● **TASK STATEMENT**: Send back the entries below exactly as they appear.

········

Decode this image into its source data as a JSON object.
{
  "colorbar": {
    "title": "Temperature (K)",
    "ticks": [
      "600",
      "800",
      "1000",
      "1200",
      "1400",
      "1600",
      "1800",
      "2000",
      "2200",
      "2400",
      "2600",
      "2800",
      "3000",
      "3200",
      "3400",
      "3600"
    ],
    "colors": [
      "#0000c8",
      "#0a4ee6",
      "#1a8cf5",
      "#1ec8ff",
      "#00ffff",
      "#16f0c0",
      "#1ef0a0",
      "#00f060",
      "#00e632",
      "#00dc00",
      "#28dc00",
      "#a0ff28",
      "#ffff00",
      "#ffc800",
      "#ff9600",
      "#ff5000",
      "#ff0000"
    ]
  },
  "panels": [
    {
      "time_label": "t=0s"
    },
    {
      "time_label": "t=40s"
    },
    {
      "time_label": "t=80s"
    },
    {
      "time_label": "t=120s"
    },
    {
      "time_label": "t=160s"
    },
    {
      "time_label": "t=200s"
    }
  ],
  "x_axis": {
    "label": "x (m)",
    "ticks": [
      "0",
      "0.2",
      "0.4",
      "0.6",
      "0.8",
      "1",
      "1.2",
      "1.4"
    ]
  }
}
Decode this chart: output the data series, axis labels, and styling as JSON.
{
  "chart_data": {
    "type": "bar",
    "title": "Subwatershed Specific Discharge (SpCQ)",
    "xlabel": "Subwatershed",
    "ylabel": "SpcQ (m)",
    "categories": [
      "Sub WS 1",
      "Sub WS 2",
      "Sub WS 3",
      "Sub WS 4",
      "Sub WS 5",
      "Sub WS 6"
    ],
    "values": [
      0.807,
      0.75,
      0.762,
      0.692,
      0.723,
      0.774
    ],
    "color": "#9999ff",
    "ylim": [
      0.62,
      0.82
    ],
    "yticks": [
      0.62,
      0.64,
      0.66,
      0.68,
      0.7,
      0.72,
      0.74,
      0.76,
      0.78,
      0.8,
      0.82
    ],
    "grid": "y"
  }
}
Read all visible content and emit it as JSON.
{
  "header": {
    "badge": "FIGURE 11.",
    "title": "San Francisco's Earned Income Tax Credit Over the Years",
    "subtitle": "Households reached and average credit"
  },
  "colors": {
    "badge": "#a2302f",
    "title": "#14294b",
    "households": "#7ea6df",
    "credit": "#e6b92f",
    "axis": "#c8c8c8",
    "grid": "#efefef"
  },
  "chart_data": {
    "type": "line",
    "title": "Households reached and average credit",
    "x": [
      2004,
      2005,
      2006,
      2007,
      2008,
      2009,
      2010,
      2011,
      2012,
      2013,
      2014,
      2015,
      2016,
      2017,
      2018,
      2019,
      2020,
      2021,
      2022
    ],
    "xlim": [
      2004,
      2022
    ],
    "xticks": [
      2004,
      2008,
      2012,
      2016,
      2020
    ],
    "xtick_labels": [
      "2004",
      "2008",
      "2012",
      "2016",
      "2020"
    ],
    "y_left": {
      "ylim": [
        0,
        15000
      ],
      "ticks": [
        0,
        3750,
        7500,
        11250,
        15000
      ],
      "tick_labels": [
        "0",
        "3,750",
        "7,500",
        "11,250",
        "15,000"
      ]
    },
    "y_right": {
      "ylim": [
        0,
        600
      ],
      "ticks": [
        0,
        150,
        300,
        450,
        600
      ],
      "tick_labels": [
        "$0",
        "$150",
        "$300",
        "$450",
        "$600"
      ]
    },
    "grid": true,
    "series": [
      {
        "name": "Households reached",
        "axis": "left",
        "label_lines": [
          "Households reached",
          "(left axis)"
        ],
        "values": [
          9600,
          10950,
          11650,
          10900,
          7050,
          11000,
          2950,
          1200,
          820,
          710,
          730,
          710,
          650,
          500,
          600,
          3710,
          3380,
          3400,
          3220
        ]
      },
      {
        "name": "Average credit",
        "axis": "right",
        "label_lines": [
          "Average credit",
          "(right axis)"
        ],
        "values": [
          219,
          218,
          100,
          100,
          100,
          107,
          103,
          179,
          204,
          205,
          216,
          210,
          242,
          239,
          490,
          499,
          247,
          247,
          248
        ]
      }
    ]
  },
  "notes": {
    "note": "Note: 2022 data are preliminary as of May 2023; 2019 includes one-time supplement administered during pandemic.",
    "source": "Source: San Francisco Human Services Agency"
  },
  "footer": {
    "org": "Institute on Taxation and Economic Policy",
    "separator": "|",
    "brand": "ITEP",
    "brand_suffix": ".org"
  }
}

········

● **TASK ANSWER**:
Decode this image into its source data as a JSON object.
{
  "colorbar": {
    "title": "Temperature (K)",
    "ticks": [
      "600",
      "800",
      "1000",
      "1200",
      "1400",
      "1600",
      "1800",
      "2000",
      "2200",
      "2400",
      "2600",
      "2800",
      "3000",
      "3200",
      "3400",
      "3600"
    ],
    "colors": [
      "#0000c8",
      "#0a4ee6",
      "#1a8cf5",
      "#1ec8ff",
      "#00ffff",
      "#16f0c0",
      "#1ef0a0",
      "#00f060",
      "#00e632",
      "#00dc00",
      "#28dc00",
      "#a0ff28",
      "#ffff00",
      "#ffc800",
      "#ff9600",
      "#ff5000",
      "#ff0000"
    ]
  },
  "panels": [
    {
      "time_label": "t=0s"
    },
    {
      "time_label": "t=40s"
    },
    {
      "time_label": "t=80s"
    },
    {
      "time_label": "t=120s"
    },
    {
      "time_label": "t=160s"
    },
    {
      "time_label": "t=200s"
    }
  ],
  "x_axis": {
    "label": "x (m)",
    "ticks": [
      "0",
      "0.2",
      "0.4",
      "0.6",
      "0.8",
      "1",
      "1.2",
      "1.4"
    ]
  }
}
Decode this chart: output the data series, axis labels, and styling as JSON.
{
  "chart_data": {
    "type": "bar",
    "title": "Subwatershed Specific Discharge (SpCQ)",
    "xlabel": "Subwatershed",
    "ylabel": "SpcQ (m)",
    "categories": [
      "Sub WS 1",
      "Sub WS 2",
      "Sub WS 3",
      "Sub WS 4",
      "Sub WS 5",
      "Sub WS 6"
    ],
    "values": [
      0.807,
      0.75,
      0.762,
      0.692,
      0.723,
      0.774
    ],
    "color": "#9999ff",
    "ylim": [
      0.62,
      0.82
    ],
    "yticks": [
      0.62,
      0.64,
      0.66,
      0.68,
      0.7,
      0.72,
      0.74,
      0.76,
      0.78,
      0.8,
      0.82
    ],
    "grid": "y"
  }
}
Read all visible content and emit it as JSON.
{
  "header": {
    "badge": "FIGURE 11.",
    "title": "San Francisco's Earned Income Tax Credit Over the Years",
    "subtitle": "Households reached and average credit"
  },
  "colors": {
    "badge": "#a2302f",
    "title": "#14294b",
    "households": "#7ea6df",
    "credit": "#e6b92f",
    "axis": "#c8c8c8",
    "grid": "#efefef"
  },
  "chart_data": {
    "type": "line",
    "title": "Households reached and average credit",
    "x": [
      2004,
      2005,
      2006,
      2007,
      2008,
      2009,
      2010,
      2011,
      2012,
      2013,
      2014,
      2015,
      2016,
      2017,
      2018,
      2019,
      2020,
      2021,
      2022
    ],
    "xlim": [
      2004,
      2022
    ],
    "xticks": [
      2004,
      2008,
      2012,
      2016,
      2020
    ],
    "xtick_labels": [
      "2004",
      "2008",
      "2012",
      "2016",
      "2020"
    ],
    "y_left": {
      "ylim": [
        0,
        15000
      ],
      "ticks": [
        0,
        3750,
        7500,
        11250,
        15000
      ],
      "tick_labels": [
        "0",
        "3,750",
        "7,500",
        "11,250",
        "15,000"
      ]
    },
    "y_right": {
      "ylim": [
        0,
        600
      ],
      "ticks": [
        0,
        150,
        300,
        450,
        600
      ],
      "tick_labels": [
        "$0",
        "$150",
        "$300",
        "$450",
        "$600"
      ]
    },
    "grid": true,
    "series": [
      {
        "name": "Households reached",
        "axis": "left",
        "label_lines": [
          "Households reached",
          "(left axis)"
        ],
        "values": [
          9600,
          10950,
          11650,
          10900,
          7050,
          11000,
          2950,
          1200,
          820,
          710,
          730,
          710,
          650,
          500,
          600,
          3710,
          3380,
          3400,
          3220
        ]
      },
      {
        "name": "Average credit",
        "axis": "right",
        "label_lines": [
          "Average credit",
          "(right axis)"
        ],
        "values": [
          219,
          218,
          100,
          100,
          100,
          107,
          103,
          179,
          204,
          205,
          216,
          210,
          242,
          239,
          490,
          499,
          247,
          247,
          248
        ]
      }
    ]
  },
  "notes": {
    "note": "Note: 2022 data are preliminary as of May 2023; 2019 includes one-time supplement administered during pandemic.",
    "source": "Source: San Francisco Human Services Agency"
  },
  "footer": {
    "org": "Institute on Taxation and Economic Policy",
    "separator": "|",
    "brand": "ITEP",
    "brand_suffix": ".org"
  }
}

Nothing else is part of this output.